EXERCISE — Find every line of the listing below where "Marshes" appears, and copy it.

--- START DATA LINES ---

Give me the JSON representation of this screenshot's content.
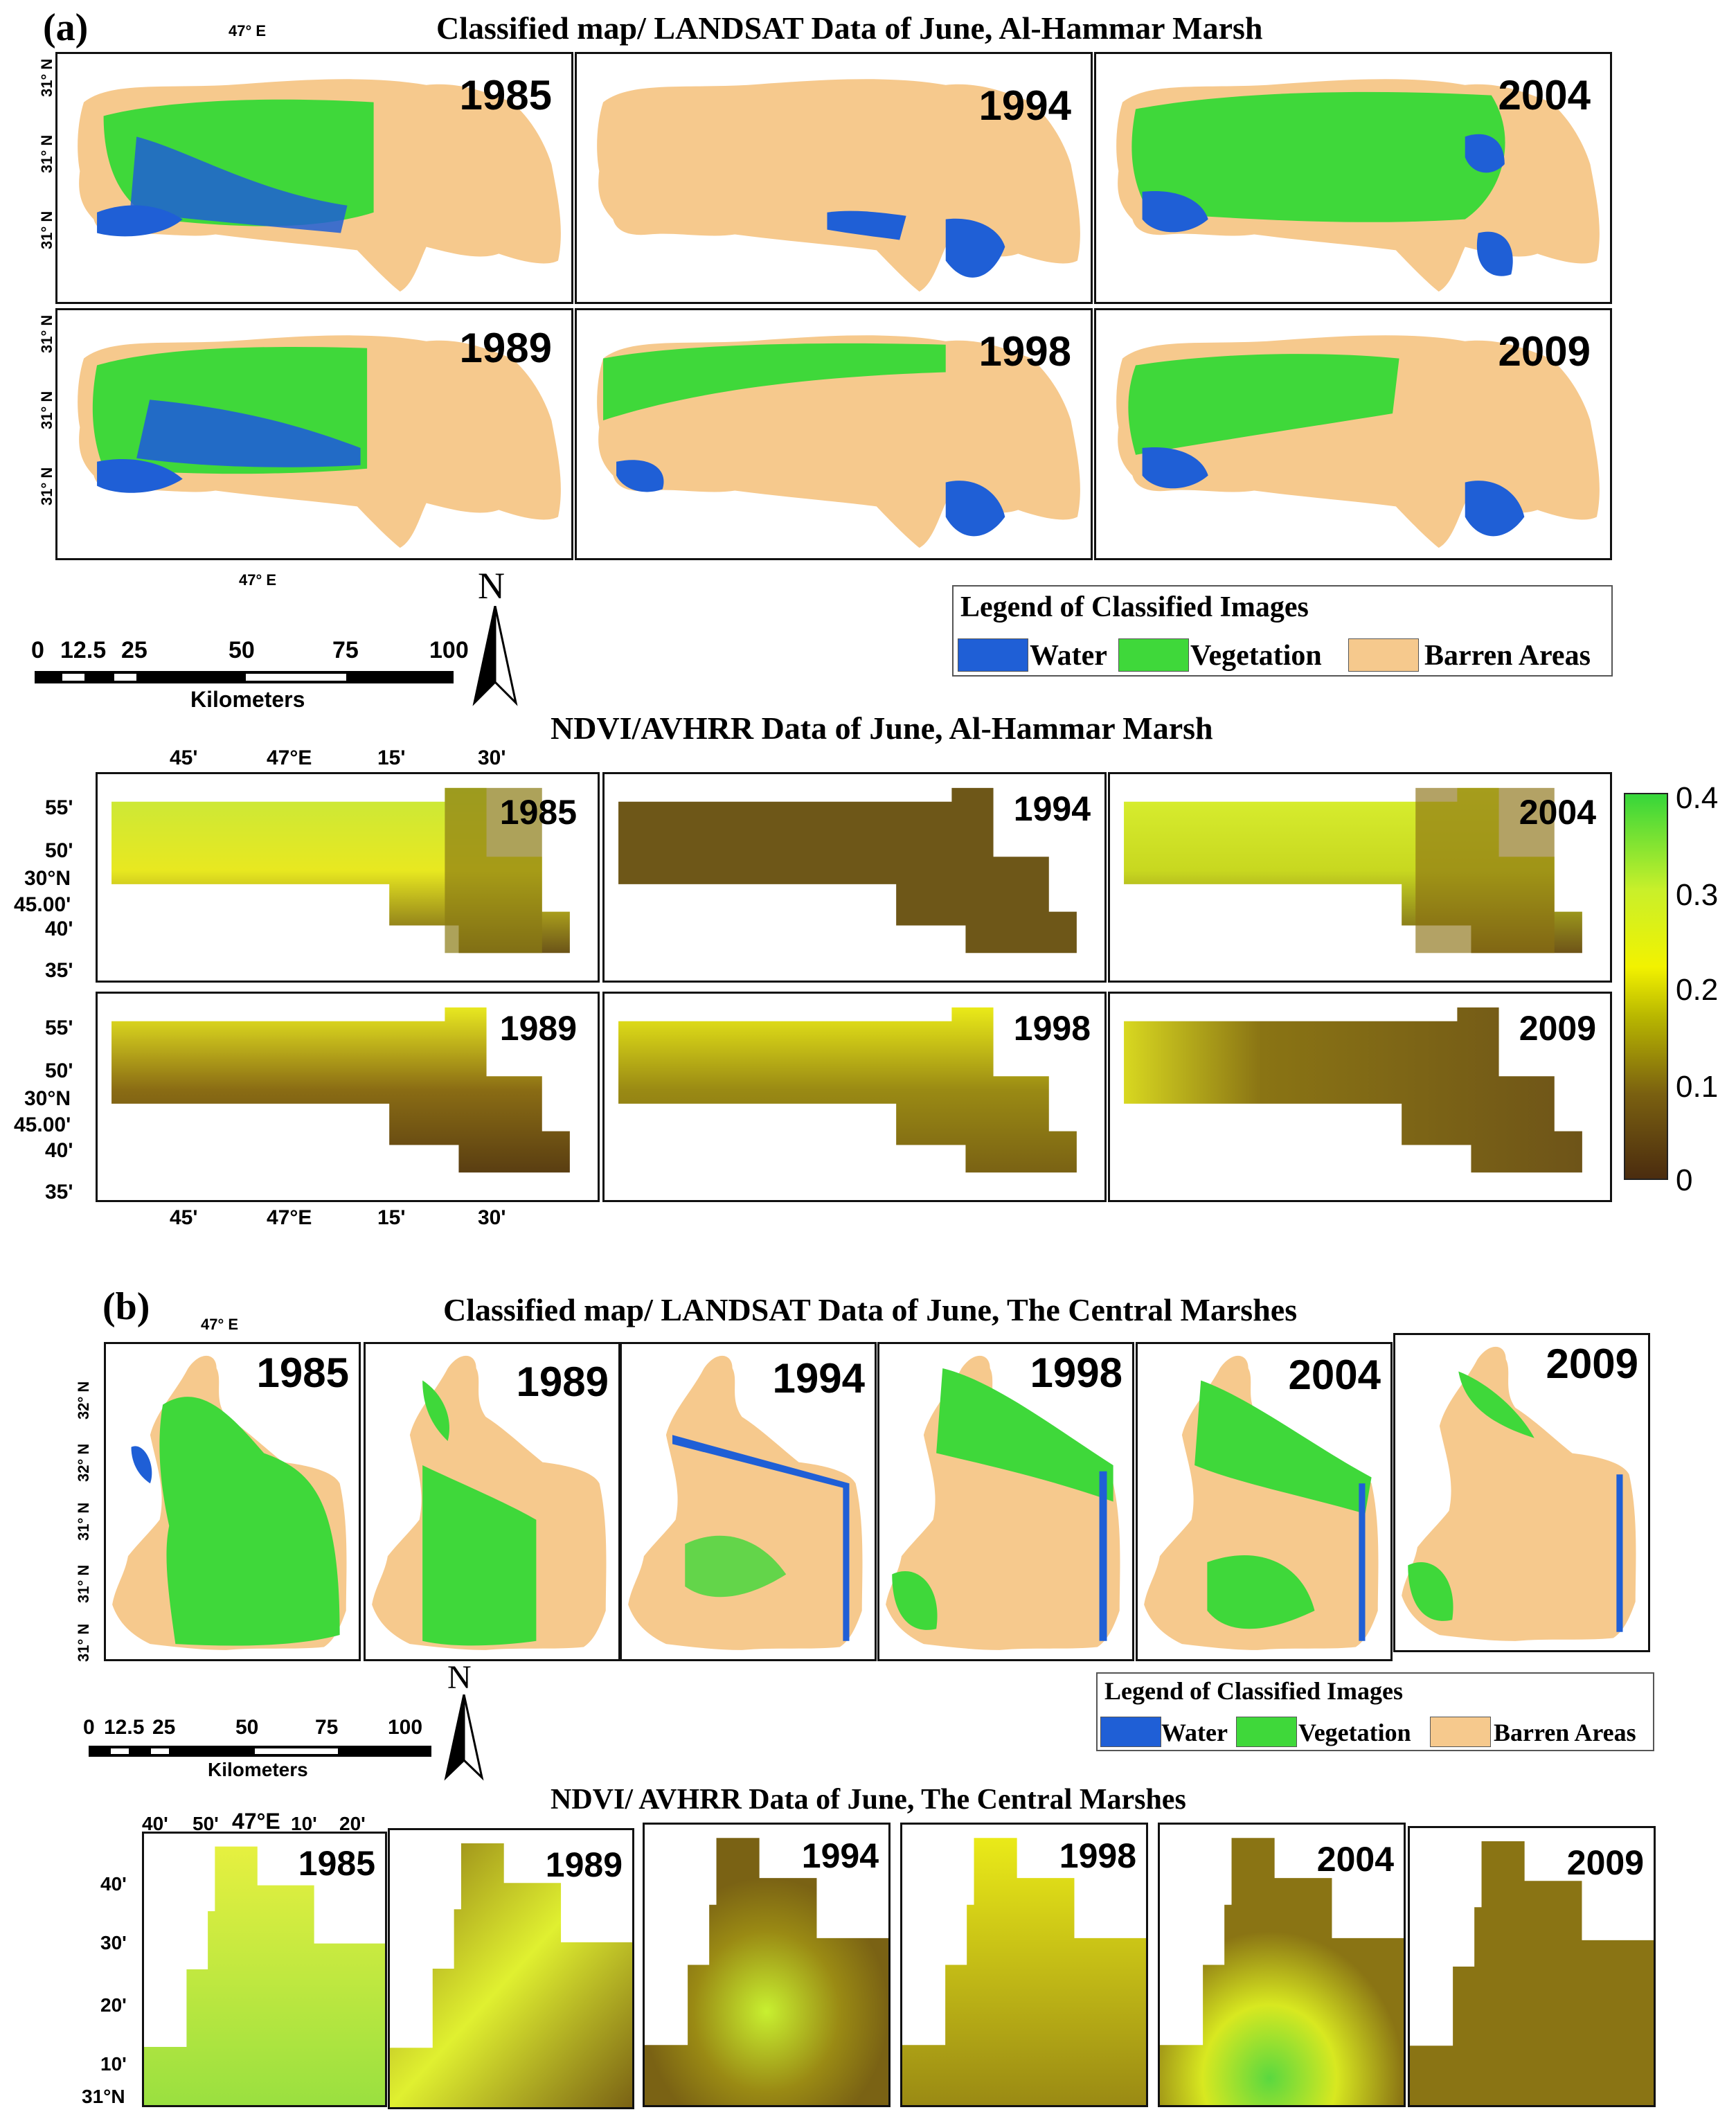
{
  "section_a": {
    "label": "(a)",
    "classified_title": "Classified map/ LANDSAT Data of June, Al-Hammar Marsh",
    "ndvi_title": "NDVI/AVHRR Data of June, Al-Hammar Marsh",
    "classified_years": [
      "1985",
      "1994",
      "2004",
      "1989",
      "1998",
      "2009"
    ],
    "ndvi_years": [
      "1985",
      "1994",
      "2004",
      "1989",
      "1998",
      "2009"
    ],
    "lon_tick_top": "47° E",
    "lon_tick_bottom": "47° E",
    "lat_ticks": [
      "31° N",
      "31° N",
      "31° N",
      "31° N",
      "31° N",
      "31° N"
    ],
    "ndvi_lon_ticks": [
      "45'",
      "47°E",
      "15'",
      "30'"
    ],
    "ndvi_lat_ticks_top": [
      "55'",
      "50'",
      "30°N",
      "45.00'",
      "40'",
      "35'"
    ],
    "ndvi_lat_ticks_bottom": [
      "55'",
      "50'",
      "30°N",
      "45.00'",
      "40'",
      "35'"
    ],
    "north": "N",
    "scale_ticks": [
      "0",
      "12.5",
      "25",
      "50",
      "75",
      "100"
    ],
    "scale_unit": "Kilometers",
    "legend": {
      "title": "Legend of Classified Images",
      "items": [
        {
          "label": "Water",
          "color": "#1f5fd6"
        },
        {
          "label": "Vegetation",
          "color": "#3fd83a"
        },
        {
          "label": "Barren Areas",
          "color": "#f6c98d"
        }
      ]
    },
    "colorbar": {
      "ticks": [
        "0.4",
        "0.3",
        "0.2",
        "0.1",
        "0"
      ]
    }
  },
  "section_b": {
    "label": "(b)",
    "classified_title": "Classified map/ LANDSAT Data of June, The Central Marshes",
    "ndvi_title": "NDVI/ AVHRR Data of June, The Central Marshes",
    "classified_years": [
      "1985",
      "1989",
      "1994",
      "1998",
      "2004",
      "2009"
    ],
    "ndvi_years": [
      "1985",
      "1989",
      "1994",
      "1998",
      "2004",
      "2009"
    ],
    "lon_tick": "47° E",
    "lat_ticks": [
      "32° N",
      "32° N",
      "31° N",
      "31° N",
      "31° N"
    ],
    "ndvi_lon_ticks": [
      "40'",
      "50'",
      "47°E",
      "10'",
      "20'"
    ],
    "ndvi_lat_ticks": [
      "40'",
      "30'",
      "20'",
      "10'",
      "31°N"
    ],
    "north": "N",
    "scale_ticks": [
      "0",
      "12.5",
      "25",
      "50",
      "75",
      "100"
    ],
    "scale_unit": "Kilometers",
    "legend": {
      "title": "Legend of Classified Images",
      "items": [
        {
          "label": "Water",
          "color": "#1f5fd6"
        },
        {
          "label": "Vegetation",
          "color": "#3fd83a"
        },
        {
          "label": "Barren Areas",
          "color": "#f6c98d"
        }
      ]
    }
  }
}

--- END DATA LINES ---

THE RESPONSE —
    "classified_title": "Classified map/ LANDSAT Data of June, The Central Marshes",
    "ndvi_title": "NDVI/ AVHRR Data of June, The Central Marshes",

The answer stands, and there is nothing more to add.